#### WRITTEN INSTRUCTION:
Only the number is needed: how many lines of the records include "Ortstarif"?

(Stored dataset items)
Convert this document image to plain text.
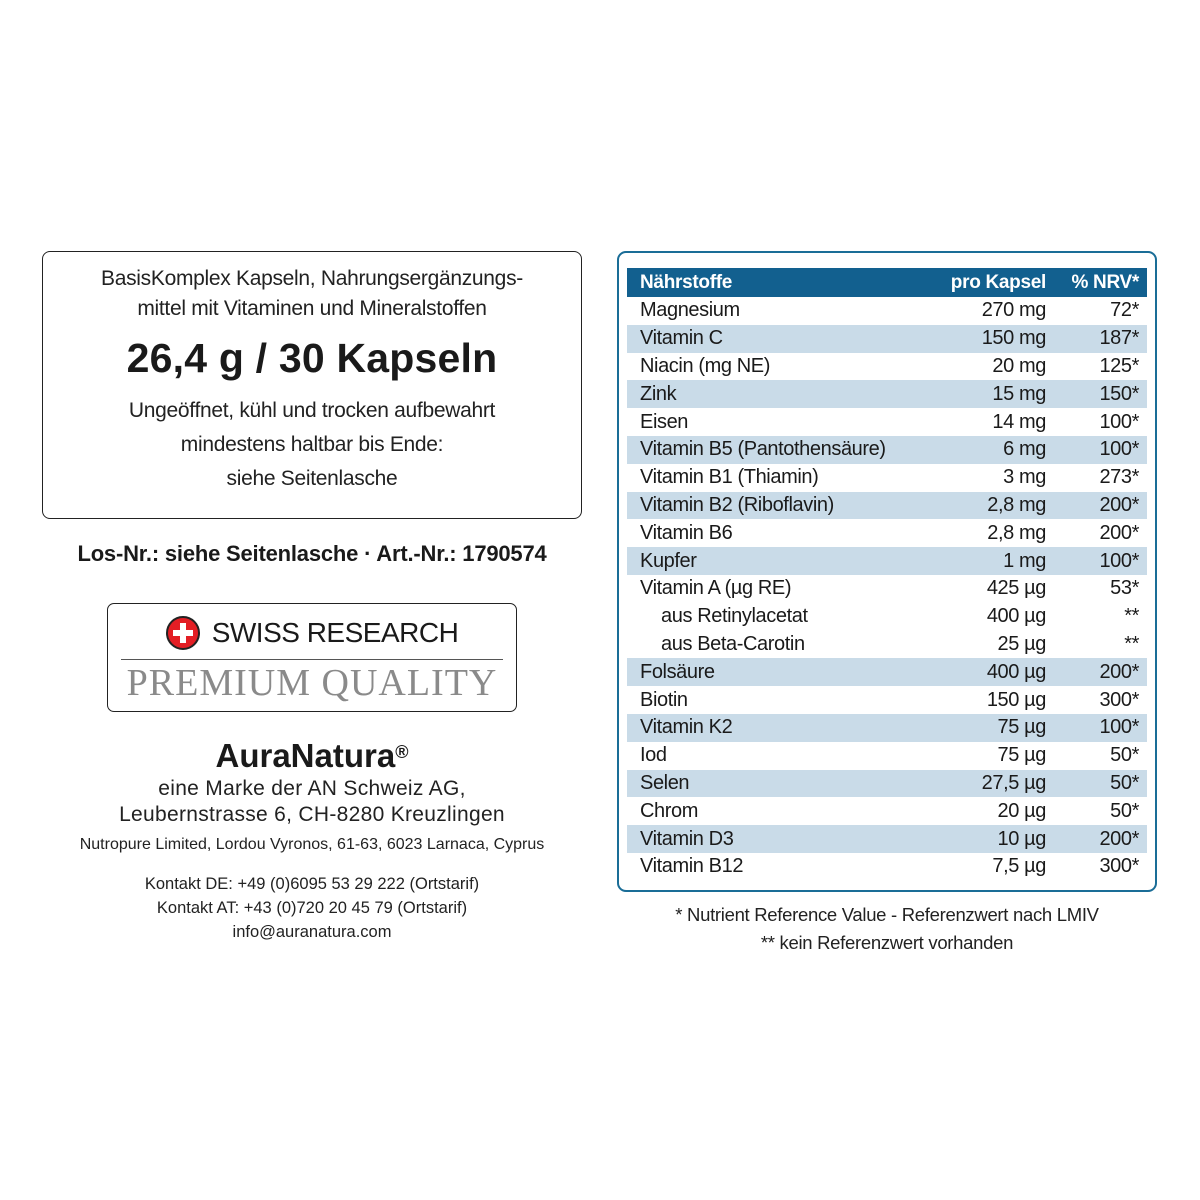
BasisKomplex Kapseln, Nahrungsergänzungs-
mittel mit Vitaminen und Mineralstoffen
26,4 g / 30 Kapseln
Ungeöffnet, kühl und trocken aufbewahrt
mindestens haltbar bis Ende:
siehe Seitenlasche
Los-Nr.: siehe Seitenlasche · Art.-Nr.: 1790574
SWISS RESEARCH
PREMIUM QUALITY
AuraNatura®
eine Marke der AN Schweiz AG,
Leubernstrasse 6, CH-8280 Kreuzlingen
Nutropure Limited, Lordou Vyronos, 61-63, 6023 Larnaca, Cyprus
Kontakt DE: +49 (0)6095 53 29 222 (Ortstarif)
Kontakt AT: +43 (0)720 20 45 79 (Ortstarif)
info@auranatura.com
Nährstoffe	pro Kapsel	% NRV*
Magnesium	270 mg	72*
Vitamin C	150 mg	187*
Niacin (mg NE)	20 mg	125*
Zink	15 mg	150*
Eisen	14 mg	100*
Vitamin B5 (Pantothensäure)	6 mg	100*
Vitamin B1 (Thiamin)	3 mg	273*
Vitamin B2 (Riboflavin)	2,8 mg	200*
Vitamin B6	2,8 mg	200*
Kupfer	1 mg	100*
Vitamin A (µg RE)	425 µg	53*
aus Retinylacetat	400 µg	**
aus Beta-Carotin	25 µg	**
Folsäure	400 µg	200*
Biotin	150 µg	300*
Vitamin K2	75 µg	100*
Iod	75 µg	50*
Selen	27,5 µg	50*
Chrom	20 µg	50*
Vitamin D3	10 µg	200*
Vitamin B12	7,5 µg	300*
* Nutrient Reference Value - Referenzwert nach LMIV
** kein Referenzwert vorhanden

#### SOLUTION TO THIS TASK:
2